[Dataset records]
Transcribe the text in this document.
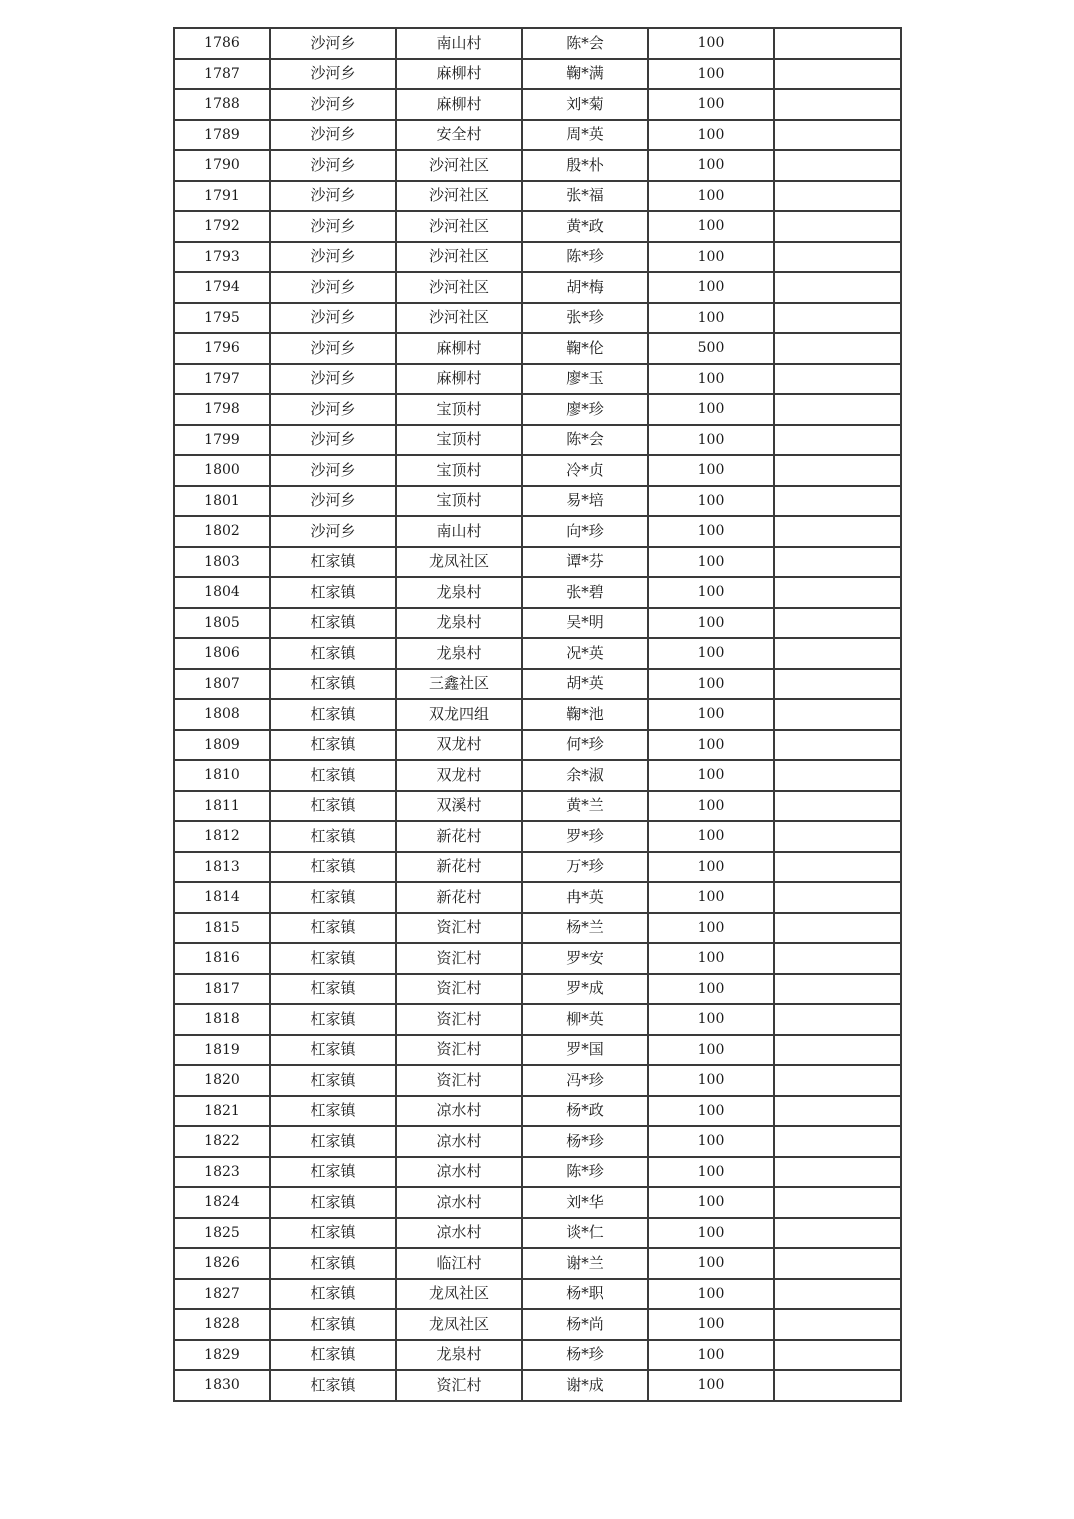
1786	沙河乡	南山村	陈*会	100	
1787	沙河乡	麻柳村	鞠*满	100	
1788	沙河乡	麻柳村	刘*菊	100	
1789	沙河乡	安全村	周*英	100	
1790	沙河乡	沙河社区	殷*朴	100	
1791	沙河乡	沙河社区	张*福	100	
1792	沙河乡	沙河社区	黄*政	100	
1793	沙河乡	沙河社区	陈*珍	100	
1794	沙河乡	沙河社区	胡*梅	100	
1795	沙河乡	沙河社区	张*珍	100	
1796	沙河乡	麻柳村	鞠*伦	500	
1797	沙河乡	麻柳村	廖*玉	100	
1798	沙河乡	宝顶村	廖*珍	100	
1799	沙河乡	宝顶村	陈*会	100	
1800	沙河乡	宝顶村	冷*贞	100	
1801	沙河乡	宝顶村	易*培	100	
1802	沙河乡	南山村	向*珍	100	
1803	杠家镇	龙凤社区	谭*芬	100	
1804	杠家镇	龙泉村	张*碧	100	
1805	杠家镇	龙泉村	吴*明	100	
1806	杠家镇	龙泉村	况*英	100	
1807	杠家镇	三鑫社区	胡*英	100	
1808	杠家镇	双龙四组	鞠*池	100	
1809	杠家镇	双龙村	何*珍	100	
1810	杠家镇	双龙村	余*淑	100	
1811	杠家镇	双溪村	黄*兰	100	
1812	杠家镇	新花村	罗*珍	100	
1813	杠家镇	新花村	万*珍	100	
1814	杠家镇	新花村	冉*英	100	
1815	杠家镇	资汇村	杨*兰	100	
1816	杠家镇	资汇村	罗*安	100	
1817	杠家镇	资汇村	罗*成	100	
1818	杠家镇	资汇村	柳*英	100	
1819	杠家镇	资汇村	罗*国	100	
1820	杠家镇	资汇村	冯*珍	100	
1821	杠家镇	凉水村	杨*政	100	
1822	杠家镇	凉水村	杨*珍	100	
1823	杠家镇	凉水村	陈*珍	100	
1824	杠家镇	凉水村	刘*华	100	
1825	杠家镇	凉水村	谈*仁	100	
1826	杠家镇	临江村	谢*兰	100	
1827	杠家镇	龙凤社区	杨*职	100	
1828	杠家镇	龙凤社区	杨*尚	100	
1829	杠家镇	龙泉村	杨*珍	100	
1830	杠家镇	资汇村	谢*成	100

==

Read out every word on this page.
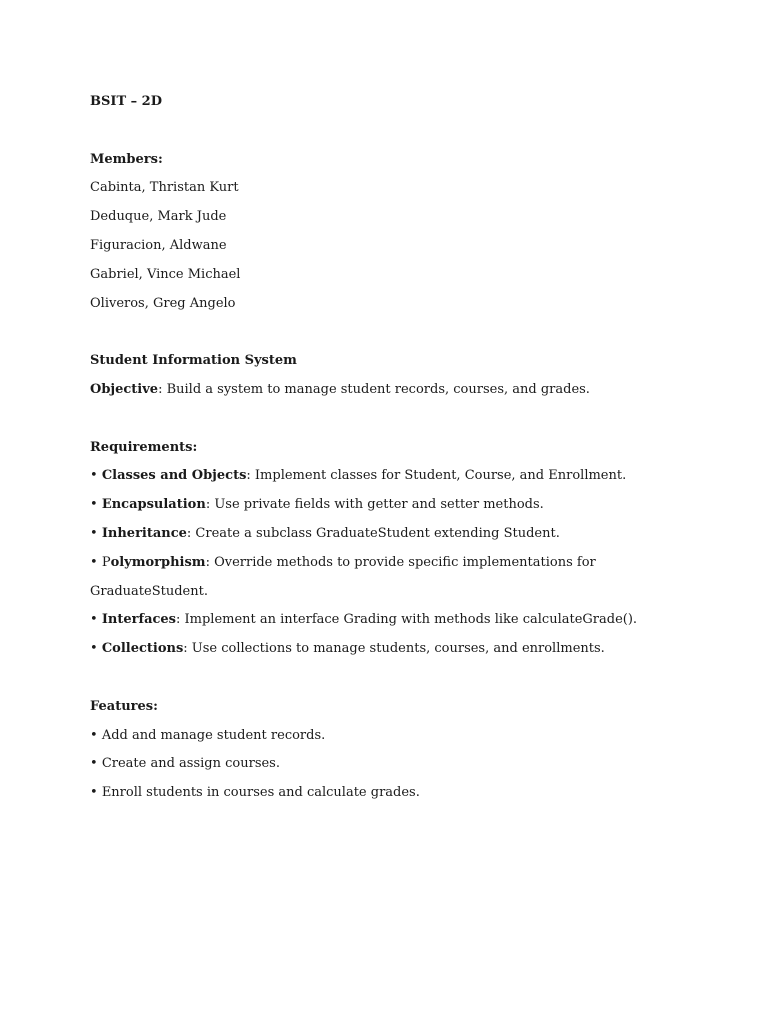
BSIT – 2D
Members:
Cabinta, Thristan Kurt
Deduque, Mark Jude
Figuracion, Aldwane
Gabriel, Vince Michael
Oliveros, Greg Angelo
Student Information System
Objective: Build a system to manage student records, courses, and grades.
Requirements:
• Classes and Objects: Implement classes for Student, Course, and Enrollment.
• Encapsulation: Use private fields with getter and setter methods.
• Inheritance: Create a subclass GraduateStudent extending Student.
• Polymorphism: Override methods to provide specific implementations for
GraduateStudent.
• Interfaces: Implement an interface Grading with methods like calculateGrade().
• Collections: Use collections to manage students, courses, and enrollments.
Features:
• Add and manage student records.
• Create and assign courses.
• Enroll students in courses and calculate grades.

**PROMPT**. Your task is to pick out every line with the string "courses" and copy it.

**ANSWER TO THE PROBLEM**.
Objective: Build a system to manage student records, courses, and grades.
• Collections: Use collections to manage students, courses, and enrollments.
• Create and assign courses.
• Enroll students in courses and calculate grades.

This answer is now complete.